(begin)

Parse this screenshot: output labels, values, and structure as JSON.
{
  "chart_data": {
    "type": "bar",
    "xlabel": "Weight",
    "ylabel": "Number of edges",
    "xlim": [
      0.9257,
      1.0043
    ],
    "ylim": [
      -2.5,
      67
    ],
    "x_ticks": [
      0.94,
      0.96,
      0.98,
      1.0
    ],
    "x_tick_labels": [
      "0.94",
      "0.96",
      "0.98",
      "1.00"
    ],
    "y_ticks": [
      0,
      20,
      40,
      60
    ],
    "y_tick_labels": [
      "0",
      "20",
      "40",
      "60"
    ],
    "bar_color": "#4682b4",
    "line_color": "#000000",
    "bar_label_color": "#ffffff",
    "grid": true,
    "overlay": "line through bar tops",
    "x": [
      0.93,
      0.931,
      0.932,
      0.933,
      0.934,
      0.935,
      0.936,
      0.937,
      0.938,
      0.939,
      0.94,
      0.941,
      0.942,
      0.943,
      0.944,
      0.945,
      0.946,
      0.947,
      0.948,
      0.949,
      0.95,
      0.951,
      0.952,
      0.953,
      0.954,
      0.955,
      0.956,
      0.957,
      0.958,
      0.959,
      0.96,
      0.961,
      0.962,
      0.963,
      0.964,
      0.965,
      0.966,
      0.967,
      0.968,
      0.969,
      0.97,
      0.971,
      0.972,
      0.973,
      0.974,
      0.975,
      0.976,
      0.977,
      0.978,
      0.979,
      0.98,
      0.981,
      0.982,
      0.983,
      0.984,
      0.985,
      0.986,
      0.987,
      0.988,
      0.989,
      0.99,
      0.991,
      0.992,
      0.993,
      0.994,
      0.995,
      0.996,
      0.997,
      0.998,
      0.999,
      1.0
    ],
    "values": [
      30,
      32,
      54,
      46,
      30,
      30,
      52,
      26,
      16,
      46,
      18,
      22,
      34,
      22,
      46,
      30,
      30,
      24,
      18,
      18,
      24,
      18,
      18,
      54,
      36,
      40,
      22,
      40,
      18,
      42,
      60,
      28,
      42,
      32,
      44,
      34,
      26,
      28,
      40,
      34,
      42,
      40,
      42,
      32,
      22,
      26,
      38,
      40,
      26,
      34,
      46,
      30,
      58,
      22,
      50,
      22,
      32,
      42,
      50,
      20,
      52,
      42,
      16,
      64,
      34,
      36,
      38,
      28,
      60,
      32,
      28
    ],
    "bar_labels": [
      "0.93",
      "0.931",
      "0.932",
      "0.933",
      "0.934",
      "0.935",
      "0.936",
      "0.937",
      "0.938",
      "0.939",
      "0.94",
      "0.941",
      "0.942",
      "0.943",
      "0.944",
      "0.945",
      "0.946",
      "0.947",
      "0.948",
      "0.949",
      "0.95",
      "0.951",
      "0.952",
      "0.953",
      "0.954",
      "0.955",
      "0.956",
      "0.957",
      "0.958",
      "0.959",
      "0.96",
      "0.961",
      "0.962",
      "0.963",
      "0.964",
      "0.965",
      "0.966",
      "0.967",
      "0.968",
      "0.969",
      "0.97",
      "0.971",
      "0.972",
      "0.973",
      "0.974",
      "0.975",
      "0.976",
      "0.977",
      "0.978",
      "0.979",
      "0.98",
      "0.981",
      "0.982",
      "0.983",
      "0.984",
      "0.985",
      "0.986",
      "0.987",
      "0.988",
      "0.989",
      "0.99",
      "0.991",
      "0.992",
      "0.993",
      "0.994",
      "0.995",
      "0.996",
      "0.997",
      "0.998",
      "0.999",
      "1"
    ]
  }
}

(end)

Exactly reproduce every line of the records.

● Result:
Parse this screenshot: output labels, values, and structure as JSON.
{
  "chart_data": {
    "type": "bar",
    "xlabel": "Weight",
    "ylabel": "Number of edges",
    "xlim": [
      0.9257,
      1.0043
    ],
    "ylim": [
      -2.5,
      67
    ],
    "x_ticks": [
      0.94,
      0.96,
      0.98,
      1.0
    ],
    "x_tick_labels": [
      "0.94",
      "0.96",
      "0.98",
      "1.00"
    ],
    "y_ticks": [
      0,
      20,
      40,
      60
    ],
    "y_tick_labels": [
      "0",
      "20",
      "40",
      "60"
    ],
    "bar_color": "#4682b4",
    "line_color": "#000000",
    "bar_label_color": "#ffffff",
    "grid": true,
    "overlay": "line through bar tops",
    "x": [
      0.93,
      0.931,
      0.932,
      0.933,
      0.934,
      0.935,
      0.936,
      0.937,
      0.938,
      0.939,
      0.94,
      0.941,
      0.942,
      0.943,
      0.944,
      0.945,
      0.946,
      0.947,
      0.948,
      0.949,
      0.95,
      0.951,
      0.952,
      0.953,
      0.954,
      0.955,
      0.956,
      0.957,
      0.958,
      0.959,
      0.96,
      0.961,
      0.962,
      0.963,
      0.964,
      0.965,
      0.966,
      0.967,
      0.968,
      0.969,
      0.97,
      0.971,
      0.972,
      0.973,
      0.974,
      0.975,
      0.976,
      0.977,
      0.978,
      0.979,
      0.98,
      0.981,
      0.982,
      0.983,
      0.984,
      0.985,
      0.986,
      0.987,
      0.988,
      0.989,
      0.99,
      0.991,
      0.992,
      0.993,
      0.994,
      0.995,
      0.996,
      0.997,
      0.998,
      0.999,
      1.0
    ],
    "values": [
      30,
      32,
      54,
      46,
      30,
      30,
      52,
      26,
      16,
      46,
      18,
      22,
      34,
      22,
      46,
      30,
      30,
      24,
      18,
      18,
      24,
      18,
      18,
      54,
      36,
      40,
      22,
      40,
      18,
      42,
      60,
      28,
      42,
      32,
      44,
      34,
      26,
      28,
      40,
      34,
      42,
      40,
      42,
      32,
      22,
      26,
      38,
      40,
      26,
      34,
      46,
      30,
      58,
      22,
      50,
      22,
      32,
      42,
      50,
      20,
      52,
      42,
      16,
      64,
      34,
      36,
      38,
      28,
      60,
      32,
      28
    ],
    "bar_labels": [
      "0.93",
      "0.931",
      "0.932",
      "0.933",
      "0.934",
      "0.935",
      "0.936",
      "0.937",
      "0.938",
      "0.939",
      "0.94",
      "0.941",
      "0.942",
      "0.943",
      "0.944",
      "0.945",
      "0.946",
      "0.947",
      "0.948",
      "0.949",
      "0.95",
      "0.951",
      "0.952",
      "0.953",
      "0.954",
      "0.955",
      "0.956",
      "0.957",
      "0.958",
      "0.959",
      "0.96",
      "0.961",
      "0.962",
      "0.963",
      "0.964",
      "0.965",
      "0.966",
      "0.967",
      "0.968",
      "0.969",
      "0.97",
      "0.971",
      "0.972",
      "0.973",
      "0.974",
      "0.975",
      "0.976",
      "0.977",
      "0.978",
      "0.979",
      "0.98",
      "0.981",
      "0.982",
      "0.983",
      "0.984",
      "0.985",
      "0.986",
      "0.987",
      "0.988",
      "0.989",
      "0.99",
      "0.991",
      "0.992",
      "0.993",
      "0.994",
      "0.995",
      "0.996",
      "0.997",
      "0.998",
      "0.999",
      "1"
    ]
  }
}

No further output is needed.